:: Given data ::

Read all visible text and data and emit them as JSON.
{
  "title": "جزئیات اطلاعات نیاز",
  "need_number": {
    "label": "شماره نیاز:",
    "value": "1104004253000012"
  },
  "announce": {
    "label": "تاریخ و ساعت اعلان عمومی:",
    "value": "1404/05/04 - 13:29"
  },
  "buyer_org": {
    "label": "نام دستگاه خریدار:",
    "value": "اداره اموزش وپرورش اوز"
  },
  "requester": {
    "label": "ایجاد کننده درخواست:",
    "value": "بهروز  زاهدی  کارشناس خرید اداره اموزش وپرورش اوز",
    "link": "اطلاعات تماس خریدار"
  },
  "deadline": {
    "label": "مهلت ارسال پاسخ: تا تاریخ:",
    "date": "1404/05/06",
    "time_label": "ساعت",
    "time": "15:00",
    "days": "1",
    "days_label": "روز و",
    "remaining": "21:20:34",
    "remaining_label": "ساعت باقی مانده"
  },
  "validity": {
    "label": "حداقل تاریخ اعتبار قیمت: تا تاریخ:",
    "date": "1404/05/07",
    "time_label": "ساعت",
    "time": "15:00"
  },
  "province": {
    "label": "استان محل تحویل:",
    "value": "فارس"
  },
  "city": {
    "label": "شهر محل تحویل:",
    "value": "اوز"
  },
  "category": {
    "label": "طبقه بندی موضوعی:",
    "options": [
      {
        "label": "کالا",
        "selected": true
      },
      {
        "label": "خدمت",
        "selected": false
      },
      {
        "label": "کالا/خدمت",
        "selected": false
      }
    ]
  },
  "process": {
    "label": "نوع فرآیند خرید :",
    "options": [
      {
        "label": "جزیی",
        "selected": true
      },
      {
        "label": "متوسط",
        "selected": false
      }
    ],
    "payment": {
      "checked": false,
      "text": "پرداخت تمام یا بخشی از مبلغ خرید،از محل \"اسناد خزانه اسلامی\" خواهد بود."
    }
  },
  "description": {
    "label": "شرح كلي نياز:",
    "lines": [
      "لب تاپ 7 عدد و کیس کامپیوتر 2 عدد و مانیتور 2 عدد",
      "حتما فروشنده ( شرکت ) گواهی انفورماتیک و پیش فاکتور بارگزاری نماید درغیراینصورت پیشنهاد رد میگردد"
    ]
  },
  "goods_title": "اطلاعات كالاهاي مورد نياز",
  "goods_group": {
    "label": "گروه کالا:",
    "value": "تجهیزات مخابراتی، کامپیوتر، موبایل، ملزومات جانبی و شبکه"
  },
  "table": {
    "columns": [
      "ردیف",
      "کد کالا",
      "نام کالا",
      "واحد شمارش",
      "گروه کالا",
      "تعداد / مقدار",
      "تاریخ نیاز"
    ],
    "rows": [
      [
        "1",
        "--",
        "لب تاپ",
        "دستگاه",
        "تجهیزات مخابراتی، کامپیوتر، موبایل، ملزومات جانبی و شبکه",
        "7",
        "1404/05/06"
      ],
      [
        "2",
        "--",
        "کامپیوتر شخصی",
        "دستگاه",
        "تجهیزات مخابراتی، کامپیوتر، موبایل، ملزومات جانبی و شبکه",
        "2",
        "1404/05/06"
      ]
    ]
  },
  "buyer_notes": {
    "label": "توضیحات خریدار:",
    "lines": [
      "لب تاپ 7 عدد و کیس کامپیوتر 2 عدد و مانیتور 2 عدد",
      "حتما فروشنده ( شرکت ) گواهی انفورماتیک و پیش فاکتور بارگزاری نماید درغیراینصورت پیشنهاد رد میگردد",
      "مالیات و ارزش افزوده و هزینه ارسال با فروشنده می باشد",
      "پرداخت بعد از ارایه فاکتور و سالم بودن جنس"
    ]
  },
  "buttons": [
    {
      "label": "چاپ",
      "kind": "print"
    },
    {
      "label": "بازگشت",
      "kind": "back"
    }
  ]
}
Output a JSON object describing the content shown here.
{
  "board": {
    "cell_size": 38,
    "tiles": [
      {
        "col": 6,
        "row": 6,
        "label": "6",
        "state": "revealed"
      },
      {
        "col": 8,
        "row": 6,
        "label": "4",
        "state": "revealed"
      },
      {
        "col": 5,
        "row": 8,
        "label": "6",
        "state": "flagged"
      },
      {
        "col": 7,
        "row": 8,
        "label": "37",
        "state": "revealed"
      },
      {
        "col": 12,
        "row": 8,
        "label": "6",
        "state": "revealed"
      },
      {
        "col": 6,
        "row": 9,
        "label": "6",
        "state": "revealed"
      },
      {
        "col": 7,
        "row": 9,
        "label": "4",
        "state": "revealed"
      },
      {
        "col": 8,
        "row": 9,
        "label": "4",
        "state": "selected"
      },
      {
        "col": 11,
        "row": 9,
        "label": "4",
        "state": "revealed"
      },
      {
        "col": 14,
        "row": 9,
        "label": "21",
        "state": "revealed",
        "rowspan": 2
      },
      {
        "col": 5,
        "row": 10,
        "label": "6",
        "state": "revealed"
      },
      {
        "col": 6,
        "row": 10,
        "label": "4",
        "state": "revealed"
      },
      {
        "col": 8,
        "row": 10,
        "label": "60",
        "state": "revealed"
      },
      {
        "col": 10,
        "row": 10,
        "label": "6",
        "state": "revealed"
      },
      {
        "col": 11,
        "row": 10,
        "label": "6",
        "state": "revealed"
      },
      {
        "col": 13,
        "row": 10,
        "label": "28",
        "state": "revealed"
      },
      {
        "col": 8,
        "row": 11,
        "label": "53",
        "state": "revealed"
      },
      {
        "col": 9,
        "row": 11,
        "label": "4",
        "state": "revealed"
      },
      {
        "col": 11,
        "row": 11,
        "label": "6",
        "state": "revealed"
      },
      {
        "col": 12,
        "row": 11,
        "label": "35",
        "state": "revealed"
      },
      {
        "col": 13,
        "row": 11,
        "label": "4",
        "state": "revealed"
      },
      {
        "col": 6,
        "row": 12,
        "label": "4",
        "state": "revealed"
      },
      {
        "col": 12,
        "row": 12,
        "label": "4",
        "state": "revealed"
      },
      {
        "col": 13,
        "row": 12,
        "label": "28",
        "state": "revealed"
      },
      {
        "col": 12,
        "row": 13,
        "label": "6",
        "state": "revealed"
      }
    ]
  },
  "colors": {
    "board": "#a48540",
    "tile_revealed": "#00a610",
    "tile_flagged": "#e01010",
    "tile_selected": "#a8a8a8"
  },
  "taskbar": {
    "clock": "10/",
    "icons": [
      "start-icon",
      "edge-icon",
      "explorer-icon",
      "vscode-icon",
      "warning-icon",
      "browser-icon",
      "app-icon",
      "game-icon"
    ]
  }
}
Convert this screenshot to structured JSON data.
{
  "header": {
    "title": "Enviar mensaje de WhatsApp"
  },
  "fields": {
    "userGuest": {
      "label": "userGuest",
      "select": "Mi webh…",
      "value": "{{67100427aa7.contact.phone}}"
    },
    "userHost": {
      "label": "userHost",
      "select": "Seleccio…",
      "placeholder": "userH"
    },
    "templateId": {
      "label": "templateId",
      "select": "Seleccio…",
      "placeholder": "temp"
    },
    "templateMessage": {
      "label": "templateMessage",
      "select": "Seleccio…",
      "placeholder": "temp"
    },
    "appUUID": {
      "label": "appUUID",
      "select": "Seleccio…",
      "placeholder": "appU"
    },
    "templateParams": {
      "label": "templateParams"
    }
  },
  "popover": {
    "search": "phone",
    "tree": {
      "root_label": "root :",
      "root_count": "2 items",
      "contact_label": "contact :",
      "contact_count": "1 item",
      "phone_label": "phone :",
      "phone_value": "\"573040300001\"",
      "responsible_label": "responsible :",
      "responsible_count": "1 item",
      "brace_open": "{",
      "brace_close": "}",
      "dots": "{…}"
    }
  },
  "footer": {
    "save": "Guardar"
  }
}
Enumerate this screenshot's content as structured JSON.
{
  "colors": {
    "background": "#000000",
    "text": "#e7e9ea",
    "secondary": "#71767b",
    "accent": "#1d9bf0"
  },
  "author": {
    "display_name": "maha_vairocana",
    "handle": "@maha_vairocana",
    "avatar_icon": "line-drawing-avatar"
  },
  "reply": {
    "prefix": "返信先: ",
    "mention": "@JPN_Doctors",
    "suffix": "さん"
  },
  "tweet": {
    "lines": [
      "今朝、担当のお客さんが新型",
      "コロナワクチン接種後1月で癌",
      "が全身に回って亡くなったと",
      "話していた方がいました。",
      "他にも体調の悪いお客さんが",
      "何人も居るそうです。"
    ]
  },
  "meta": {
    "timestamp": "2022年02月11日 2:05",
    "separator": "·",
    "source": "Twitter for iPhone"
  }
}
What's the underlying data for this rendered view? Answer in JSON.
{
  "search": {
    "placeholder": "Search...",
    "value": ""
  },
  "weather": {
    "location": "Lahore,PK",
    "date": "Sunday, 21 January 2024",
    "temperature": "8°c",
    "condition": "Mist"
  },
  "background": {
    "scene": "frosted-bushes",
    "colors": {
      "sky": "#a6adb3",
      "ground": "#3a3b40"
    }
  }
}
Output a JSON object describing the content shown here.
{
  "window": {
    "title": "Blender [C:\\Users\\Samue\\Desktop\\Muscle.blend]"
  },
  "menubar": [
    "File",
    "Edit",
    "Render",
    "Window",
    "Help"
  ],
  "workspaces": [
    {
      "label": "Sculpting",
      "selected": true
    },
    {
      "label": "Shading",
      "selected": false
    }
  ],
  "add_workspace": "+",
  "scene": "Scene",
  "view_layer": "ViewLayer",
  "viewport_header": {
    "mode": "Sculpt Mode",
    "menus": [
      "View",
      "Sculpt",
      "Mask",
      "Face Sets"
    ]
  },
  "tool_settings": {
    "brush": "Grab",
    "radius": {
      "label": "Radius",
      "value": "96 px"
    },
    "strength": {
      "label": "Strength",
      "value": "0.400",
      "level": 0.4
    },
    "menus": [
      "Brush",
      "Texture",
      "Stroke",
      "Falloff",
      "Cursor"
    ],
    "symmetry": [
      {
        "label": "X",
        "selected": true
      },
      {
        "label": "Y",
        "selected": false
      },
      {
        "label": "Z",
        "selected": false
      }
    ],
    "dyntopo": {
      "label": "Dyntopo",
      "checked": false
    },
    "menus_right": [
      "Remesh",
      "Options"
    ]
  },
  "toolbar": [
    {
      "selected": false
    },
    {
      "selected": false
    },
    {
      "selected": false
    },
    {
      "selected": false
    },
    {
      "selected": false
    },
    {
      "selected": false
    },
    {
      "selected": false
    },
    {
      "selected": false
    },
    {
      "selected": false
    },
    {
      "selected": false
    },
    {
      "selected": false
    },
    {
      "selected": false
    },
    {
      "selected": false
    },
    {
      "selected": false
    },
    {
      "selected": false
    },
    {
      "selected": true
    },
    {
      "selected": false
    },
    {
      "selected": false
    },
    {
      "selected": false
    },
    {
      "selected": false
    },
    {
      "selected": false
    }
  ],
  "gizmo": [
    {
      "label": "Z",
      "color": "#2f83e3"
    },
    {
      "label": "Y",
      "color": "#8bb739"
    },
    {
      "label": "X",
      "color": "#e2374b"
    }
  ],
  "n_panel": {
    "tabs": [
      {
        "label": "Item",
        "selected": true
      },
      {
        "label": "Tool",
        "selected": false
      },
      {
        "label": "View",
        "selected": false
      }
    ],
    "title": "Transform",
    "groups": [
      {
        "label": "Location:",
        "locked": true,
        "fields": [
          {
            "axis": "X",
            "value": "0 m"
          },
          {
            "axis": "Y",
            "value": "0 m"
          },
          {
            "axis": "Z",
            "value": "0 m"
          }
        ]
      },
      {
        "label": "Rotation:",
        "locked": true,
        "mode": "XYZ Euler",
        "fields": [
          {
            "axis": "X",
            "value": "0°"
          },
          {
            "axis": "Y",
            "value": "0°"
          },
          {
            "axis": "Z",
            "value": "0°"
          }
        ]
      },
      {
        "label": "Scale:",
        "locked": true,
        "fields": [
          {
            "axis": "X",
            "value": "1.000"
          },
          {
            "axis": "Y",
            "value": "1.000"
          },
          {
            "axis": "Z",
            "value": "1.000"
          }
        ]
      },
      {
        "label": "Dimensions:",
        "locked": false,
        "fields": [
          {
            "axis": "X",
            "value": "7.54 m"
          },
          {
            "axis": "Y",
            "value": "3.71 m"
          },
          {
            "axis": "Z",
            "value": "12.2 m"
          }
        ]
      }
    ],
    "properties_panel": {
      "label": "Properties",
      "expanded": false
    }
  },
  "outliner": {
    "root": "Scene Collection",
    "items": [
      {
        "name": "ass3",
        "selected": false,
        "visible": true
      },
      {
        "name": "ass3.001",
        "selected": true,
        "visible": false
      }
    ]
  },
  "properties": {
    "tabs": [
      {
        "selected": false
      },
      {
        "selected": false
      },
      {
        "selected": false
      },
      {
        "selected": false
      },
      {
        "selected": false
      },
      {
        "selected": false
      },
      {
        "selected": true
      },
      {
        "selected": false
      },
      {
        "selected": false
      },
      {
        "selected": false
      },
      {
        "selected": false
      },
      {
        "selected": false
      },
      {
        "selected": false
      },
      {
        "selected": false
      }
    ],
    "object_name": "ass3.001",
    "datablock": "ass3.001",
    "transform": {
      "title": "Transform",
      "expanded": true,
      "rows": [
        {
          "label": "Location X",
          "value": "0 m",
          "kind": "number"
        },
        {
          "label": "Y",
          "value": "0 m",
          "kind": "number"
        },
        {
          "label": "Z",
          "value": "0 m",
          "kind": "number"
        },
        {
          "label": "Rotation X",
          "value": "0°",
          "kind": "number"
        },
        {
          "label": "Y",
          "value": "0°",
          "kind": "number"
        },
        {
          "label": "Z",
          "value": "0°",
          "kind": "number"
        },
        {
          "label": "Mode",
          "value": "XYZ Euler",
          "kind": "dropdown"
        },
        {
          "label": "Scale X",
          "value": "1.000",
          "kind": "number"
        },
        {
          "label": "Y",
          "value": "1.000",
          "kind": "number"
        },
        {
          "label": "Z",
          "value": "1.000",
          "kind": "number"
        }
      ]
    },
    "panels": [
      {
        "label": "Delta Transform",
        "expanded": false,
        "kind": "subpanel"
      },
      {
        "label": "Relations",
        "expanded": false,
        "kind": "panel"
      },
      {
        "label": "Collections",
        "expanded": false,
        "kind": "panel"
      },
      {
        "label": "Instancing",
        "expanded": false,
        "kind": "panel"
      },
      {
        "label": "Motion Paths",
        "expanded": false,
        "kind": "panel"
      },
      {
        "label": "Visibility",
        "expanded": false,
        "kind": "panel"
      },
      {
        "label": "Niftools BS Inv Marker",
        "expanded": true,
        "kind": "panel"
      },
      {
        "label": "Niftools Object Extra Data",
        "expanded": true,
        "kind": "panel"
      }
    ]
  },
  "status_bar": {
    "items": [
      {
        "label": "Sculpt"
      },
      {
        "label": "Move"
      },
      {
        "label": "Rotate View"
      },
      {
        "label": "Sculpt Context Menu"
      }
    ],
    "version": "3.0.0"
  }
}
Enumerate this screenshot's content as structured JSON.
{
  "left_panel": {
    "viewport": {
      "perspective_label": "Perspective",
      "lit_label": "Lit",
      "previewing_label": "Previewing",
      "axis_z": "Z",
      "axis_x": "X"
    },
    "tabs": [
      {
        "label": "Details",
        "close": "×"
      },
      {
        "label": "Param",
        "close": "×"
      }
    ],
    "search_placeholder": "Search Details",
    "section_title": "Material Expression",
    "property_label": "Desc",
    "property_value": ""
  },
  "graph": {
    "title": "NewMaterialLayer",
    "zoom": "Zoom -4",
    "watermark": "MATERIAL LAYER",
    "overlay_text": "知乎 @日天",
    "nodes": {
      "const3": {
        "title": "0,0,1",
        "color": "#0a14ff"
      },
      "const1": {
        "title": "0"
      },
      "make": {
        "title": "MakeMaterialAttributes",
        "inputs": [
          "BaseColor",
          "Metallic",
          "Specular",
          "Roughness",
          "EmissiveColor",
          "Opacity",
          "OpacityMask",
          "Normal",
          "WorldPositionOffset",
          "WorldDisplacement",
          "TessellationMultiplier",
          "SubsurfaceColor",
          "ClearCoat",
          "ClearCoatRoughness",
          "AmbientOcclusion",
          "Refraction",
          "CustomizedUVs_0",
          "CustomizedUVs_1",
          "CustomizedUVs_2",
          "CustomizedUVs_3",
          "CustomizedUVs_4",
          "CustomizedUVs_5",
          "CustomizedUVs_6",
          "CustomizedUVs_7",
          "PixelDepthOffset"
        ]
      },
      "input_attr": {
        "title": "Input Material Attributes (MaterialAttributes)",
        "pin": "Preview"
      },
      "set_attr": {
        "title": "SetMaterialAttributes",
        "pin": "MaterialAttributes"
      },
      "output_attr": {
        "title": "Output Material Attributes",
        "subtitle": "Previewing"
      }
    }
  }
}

:::

» Stated problem: Count the lines in which the string "visible" appears, then report only that figure.

» Correct output: 3